__WORK TO BE COMPLETED__. The listing must be reproduced in full, exactly as it stands.

──────── EXTRACTED DATA ────────

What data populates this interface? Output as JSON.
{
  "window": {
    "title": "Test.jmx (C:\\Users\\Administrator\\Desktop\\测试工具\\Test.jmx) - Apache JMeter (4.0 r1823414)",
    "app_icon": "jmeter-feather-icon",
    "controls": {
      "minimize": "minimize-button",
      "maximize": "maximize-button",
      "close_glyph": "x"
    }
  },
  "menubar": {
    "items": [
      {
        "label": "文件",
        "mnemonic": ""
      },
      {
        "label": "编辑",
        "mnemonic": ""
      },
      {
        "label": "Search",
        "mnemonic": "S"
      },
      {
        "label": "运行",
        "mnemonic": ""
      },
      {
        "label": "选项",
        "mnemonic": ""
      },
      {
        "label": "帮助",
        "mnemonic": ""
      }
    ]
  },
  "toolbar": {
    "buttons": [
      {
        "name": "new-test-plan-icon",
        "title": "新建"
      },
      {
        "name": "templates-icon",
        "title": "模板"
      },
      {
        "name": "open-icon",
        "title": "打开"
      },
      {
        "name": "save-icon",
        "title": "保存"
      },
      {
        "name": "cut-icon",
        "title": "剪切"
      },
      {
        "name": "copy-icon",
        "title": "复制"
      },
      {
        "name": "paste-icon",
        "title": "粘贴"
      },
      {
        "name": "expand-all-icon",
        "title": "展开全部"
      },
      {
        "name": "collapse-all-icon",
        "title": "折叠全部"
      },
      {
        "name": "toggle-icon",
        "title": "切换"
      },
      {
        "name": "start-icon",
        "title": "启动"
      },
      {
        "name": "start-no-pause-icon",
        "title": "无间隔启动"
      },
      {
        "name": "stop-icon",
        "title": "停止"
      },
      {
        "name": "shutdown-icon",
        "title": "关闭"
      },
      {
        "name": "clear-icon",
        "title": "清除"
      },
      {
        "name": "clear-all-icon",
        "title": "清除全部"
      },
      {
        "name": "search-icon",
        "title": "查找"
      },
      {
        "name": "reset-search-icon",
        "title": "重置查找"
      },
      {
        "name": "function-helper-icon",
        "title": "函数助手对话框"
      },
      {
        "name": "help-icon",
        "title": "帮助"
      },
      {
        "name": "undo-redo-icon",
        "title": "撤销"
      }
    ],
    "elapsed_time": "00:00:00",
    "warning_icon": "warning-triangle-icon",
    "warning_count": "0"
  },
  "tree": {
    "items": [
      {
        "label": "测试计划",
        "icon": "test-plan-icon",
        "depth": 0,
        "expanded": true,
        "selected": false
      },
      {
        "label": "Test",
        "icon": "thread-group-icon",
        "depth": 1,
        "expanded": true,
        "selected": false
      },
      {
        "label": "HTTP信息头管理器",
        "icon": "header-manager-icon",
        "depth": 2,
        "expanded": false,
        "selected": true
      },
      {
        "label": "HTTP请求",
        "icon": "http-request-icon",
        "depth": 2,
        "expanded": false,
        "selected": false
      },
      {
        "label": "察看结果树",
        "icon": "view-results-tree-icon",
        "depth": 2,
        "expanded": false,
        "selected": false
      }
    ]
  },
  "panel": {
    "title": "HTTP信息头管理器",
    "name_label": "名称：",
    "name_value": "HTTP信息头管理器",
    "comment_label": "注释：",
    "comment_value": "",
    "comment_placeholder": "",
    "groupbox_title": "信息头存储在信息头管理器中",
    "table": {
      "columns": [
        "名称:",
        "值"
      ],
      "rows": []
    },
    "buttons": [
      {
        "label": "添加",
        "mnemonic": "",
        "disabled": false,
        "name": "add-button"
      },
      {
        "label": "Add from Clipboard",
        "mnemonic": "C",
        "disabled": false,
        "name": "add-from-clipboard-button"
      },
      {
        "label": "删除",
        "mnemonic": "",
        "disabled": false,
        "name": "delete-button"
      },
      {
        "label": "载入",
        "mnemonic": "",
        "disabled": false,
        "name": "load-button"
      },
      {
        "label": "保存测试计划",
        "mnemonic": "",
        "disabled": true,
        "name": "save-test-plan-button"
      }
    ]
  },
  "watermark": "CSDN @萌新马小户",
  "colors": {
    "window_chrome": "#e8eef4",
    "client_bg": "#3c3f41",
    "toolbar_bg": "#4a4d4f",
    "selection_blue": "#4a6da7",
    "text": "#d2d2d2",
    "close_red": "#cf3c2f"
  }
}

────────

__TASK ANSWER__.
What data populates this interface? Output as JSON.
{
  "window": {
    "title": "Test.jmx (C:\\Users\\Administrator\\Desktop\\测试工具\\Test.jmx) - Apache JMeter (4.0 r1823414)",
    "app_icon": "jmeter-feather-icon",
    "controls": {
      "minimize": "minimize-button",
      "maximize": "maximize-button",
      "close_glyph": "x"
    }
  },
  "menubar": {
    "items": [
      {
        "label": "文件",
        "mnemonic": ""
      },
      {
        "label": "编辑",
        "mnemonic": ""
      },
      {
        "label": "Search",
        "mnemonic": "S"
      },
      {
        "label": "运行",
        "mnemonic": ""
      },
      {
        "label": "选项",
        "mnemonic": ""
      },
      {
        "label": "帮助",
        "mnemonic": ""
      }
    ]
  },
  "toolbar": {
    "buttons": [
      {
        "name": "new-test-plan-icon",
        "title": "新建"
      },
      {
        "name": "templates-icon",
        "title": "模板"
      },
      {
        "name": "open-icon",
        "title": "打开"
      },
      {
        "name": "save-icon",
        "title": "保存"
      },
      {
        "name": "cut-icon",
        "title": "剪切"
      },
      {
        "name": "copy-icon",
        "title": "复制"
      },
      {
        "name": "paste-icon",
        "title": "粘贴"
      },
      {
        "name": "expand-all-icon",
        "title": "展开全部"
      },
      {
        "name": "collapse-all-icon",
        "title": "折叠全部"
      },
      {
        "name": "toggle-icon",
        "title": "切换"
      },
      {
        "name": "start-icon",
        "title": "启动"
      },
      {
        "name": "start-no-pause-icon",
        "title": "无间隔启动"
      },
      {
        "name": "stop-icon",
        "title": "停止"
      },
      {
        "name": "shutdown-icon",
        "title": "关闭"
      },
      {
        "name": "clear-icon",
        "title": "清除"
      },
      {
        "name": "clear-all-icon",
        "title": "清除全部"
      },
      {
        "name": "search-icon",
        "title": "查找"
      },
      {
        "name": "reset-search-icon",
        "title": "重置查找"
      },
      {
        "name": "function-helper-icon",
        "title": "函数助手对话框"
      },
      {
        "name": "help-icon",
        "title": "帮助"
      },
      {
        "name": "undo-redo-icon",
        "title": "撤销"
      }
    ],
    "elapsed_time": "00:00:00",
    "warning_icon": "warning-triangle-icon",
    "warning_count": "0"
  },
  "tree": {
    "items": [
      {
        "label": "测试计划",
        "icon": "test-plan-icon",
        "depth": 0,
        "expanded": true,
        "selected": false
      },
      {
        "label": "Test",
        "icon": "thread-group-icon",
        "depth": 1,
        "expanded": true,
        "selected": false
      },
      {
        "label": "HTTP信息头管理器",
        "icon": "header-manager-icon",
        "depth": 2,
        "expanded": false,
        "selected": true
      },
      {
        "label": "HTTP请求",
        "icon": "http-request-icon",
        "depth": 2,
        "expanded": false,
        "selected": false
      },
      {
        "label": "察看结果树",
        "icon": "view-results-tree-icon",
        "depth": 2,
        "expanded": false,
        "selected": false
      }
    ]
  },
  "panel": {
    "title": "HTTP信息头管理器",
    "name_label": "名称：",
    "name_value": "HTTP信息头管理器",
    "comment_label": "注释：",
    "comment_value": "",
    "comment_placeholder": "",
    "groupbox_title": "信息头存储在信息头管理器中",
    "table": {
      "columns": [
        "名称:",
        "值"
      ],
      "rows": []
    },
    "buttons": [
      {
        "label": "添加",
        "mnemonic": "",
        "disabled": false,
        "name": "add-button"
      },
      {
        "label": "Add from Clipboard",
        "mnemonic": "C",
        "disabled": false,
        "name": "add-from-clipboard-button"
      },
      {
        "label": "删除",
        "mnemonic": "",
        "disabled": false,
        "name": "delete-button"
      },
      {
        "label": "载入",
        "mnemonic": "",
        "disabled": false,
        "name": "load-button"
      },
      {
        "label": "保存测试计划",
        "mnemonic": "",
        "disabled": true,
        "name": "save-test-plan-button"
      }
    ]
  },
  "watermark": "CSDN @萌新马小户",
  "colors": {
    "window_chrome": "#e8eef4",
    "client_bg": "#3c3f41",
    "toolbar_bg": "#4a4d4f",
    "selection_blue": "#4a6da7",
    "text": "#d2d2d2",
    "close_red": "#cf3c2f"
  }
}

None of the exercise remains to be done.